→ Recorded information
#####
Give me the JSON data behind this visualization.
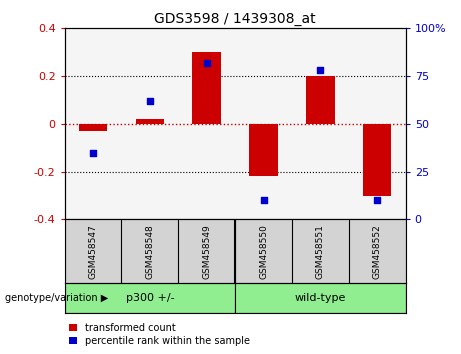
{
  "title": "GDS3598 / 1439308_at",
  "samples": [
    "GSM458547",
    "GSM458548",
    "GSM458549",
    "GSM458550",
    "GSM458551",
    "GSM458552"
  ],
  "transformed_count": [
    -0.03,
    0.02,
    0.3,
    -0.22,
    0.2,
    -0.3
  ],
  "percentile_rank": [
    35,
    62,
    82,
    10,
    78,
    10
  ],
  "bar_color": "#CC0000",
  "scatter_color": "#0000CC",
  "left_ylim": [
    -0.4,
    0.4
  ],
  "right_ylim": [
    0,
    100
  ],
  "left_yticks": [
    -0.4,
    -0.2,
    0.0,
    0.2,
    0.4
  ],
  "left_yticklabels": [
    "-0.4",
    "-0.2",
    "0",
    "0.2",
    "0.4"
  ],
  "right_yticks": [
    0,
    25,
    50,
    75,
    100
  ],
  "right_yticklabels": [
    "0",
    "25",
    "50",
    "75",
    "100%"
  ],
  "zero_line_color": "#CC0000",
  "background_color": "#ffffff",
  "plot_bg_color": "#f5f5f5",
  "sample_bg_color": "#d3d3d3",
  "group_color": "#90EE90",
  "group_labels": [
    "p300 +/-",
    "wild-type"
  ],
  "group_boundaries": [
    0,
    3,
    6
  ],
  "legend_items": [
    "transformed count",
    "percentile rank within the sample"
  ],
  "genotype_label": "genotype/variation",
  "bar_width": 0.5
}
#####
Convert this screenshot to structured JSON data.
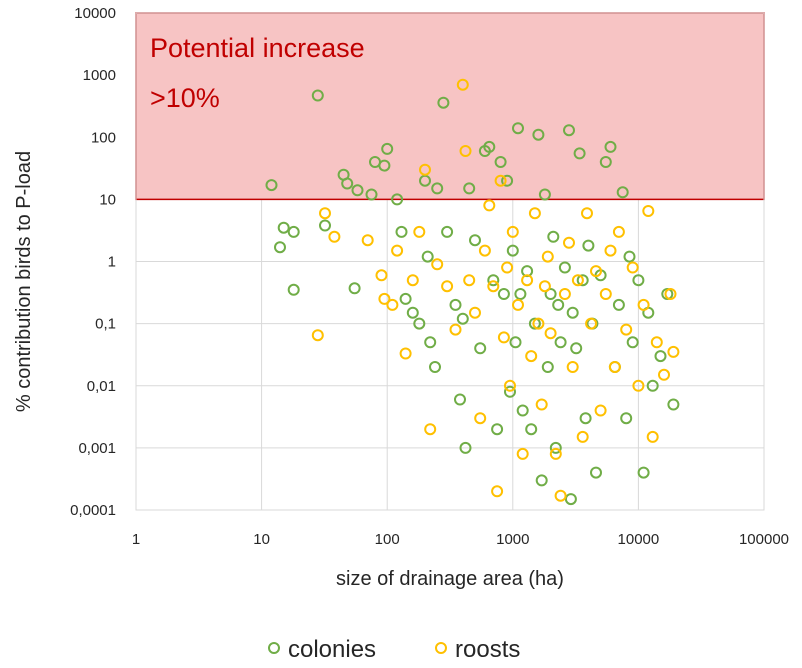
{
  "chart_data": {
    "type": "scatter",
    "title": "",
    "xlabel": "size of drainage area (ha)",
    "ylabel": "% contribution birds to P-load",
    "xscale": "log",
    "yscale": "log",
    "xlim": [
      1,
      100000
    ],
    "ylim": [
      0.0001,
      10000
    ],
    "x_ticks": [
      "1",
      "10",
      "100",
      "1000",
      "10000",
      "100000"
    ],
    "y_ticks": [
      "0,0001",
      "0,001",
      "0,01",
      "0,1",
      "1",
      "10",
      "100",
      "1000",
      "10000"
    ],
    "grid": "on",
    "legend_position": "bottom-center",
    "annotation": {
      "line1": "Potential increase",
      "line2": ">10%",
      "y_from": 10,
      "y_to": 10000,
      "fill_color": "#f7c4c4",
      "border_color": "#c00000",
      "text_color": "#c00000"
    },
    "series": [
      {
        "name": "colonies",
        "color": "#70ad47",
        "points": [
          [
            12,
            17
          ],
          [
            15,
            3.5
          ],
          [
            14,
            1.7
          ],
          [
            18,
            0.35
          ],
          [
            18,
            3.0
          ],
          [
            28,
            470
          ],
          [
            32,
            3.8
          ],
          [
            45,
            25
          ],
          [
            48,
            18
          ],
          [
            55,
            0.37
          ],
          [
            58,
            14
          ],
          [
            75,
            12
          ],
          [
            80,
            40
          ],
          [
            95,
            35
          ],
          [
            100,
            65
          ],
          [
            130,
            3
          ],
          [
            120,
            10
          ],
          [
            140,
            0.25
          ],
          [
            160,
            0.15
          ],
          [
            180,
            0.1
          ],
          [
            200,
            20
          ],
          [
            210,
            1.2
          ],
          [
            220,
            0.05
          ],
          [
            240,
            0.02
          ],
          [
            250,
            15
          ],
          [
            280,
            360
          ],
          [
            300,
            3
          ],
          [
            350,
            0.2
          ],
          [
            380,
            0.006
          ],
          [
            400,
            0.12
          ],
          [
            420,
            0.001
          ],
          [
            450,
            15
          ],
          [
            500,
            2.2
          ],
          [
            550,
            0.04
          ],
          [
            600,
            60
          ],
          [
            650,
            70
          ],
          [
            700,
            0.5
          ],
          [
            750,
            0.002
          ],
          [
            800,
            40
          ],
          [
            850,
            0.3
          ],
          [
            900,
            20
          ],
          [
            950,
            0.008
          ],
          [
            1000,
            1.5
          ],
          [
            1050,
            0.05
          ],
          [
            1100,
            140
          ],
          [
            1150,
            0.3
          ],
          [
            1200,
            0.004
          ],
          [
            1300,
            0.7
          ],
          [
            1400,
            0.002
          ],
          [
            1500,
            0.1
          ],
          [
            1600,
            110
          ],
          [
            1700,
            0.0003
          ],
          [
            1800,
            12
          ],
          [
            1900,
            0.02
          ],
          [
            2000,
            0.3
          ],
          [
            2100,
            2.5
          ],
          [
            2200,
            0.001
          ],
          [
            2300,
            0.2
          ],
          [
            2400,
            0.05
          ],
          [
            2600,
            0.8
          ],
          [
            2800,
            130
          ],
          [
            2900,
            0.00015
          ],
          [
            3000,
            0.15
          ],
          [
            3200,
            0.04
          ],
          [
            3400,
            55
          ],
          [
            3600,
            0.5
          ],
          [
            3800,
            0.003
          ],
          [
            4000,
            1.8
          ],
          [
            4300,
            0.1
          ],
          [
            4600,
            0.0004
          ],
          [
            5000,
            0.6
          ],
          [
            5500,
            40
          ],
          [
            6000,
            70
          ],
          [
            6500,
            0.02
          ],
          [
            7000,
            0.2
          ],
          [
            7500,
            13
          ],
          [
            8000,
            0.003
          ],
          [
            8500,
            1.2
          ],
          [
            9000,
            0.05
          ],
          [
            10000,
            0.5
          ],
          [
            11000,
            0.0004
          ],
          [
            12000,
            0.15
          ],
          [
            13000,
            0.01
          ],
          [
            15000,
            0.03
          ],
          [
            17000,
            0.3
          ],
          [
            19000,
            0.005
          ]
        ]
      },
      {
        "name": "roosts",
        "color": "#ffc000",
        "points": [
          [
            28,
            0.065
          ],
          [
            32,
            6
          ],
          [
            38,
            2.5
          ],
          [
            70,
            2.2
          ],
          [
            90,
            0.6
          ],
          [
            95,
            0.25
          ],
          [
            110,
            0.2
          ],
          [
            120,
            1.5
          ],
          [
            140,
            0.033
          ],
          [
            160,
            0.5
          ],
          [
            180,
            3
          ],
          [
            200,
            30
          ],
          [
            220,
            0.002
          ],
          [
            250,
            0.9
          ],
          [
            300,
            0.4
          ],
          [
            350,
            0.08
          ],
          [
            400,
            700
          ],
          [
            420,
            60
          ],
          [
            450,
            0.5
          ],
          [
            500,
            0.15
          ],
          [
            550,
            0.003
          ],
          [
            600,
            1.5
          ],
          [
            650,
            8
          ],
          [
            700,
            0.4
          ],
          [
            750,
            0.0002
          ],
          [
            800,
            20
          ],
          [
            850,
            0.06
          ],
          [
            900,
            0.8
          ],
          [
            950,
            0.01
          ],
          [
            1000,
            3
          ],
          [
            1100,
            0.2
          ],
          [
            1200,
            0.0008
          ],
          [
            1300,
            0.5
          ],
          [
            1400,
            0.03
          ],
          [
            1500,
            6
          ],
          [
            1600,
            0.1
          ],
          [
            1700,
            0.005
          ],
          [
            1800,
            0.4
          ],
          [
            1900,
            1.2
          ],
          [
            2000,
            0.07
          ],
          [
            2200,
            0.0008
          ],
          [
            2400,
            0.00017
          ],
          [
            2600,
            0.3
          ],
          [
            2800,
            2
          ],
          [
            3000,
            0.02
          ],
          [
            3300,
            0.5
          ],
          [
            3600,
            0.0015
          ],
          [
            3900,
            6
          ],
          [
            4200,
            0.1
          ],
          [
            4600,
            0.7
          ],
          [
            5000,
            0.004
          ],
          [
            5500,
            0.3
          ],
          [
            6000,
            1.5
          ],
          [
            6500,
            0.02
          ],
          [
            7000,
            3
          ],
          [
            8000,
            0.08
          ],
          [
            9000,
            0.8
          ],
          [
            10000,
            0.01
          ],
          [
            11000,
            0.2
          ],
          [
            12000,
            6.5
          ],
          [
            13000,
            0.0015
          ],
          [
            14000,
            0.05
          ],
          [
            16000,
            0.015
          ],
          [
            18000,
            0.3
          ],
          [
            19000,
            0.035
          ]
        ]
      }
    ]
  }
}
#####
→ Objective
Gather all the lines that include the word "JSON" and copy them out.

→ Correct response
Give me the JSON data behind this visualization.
Convert this screenshot to structured JSON data.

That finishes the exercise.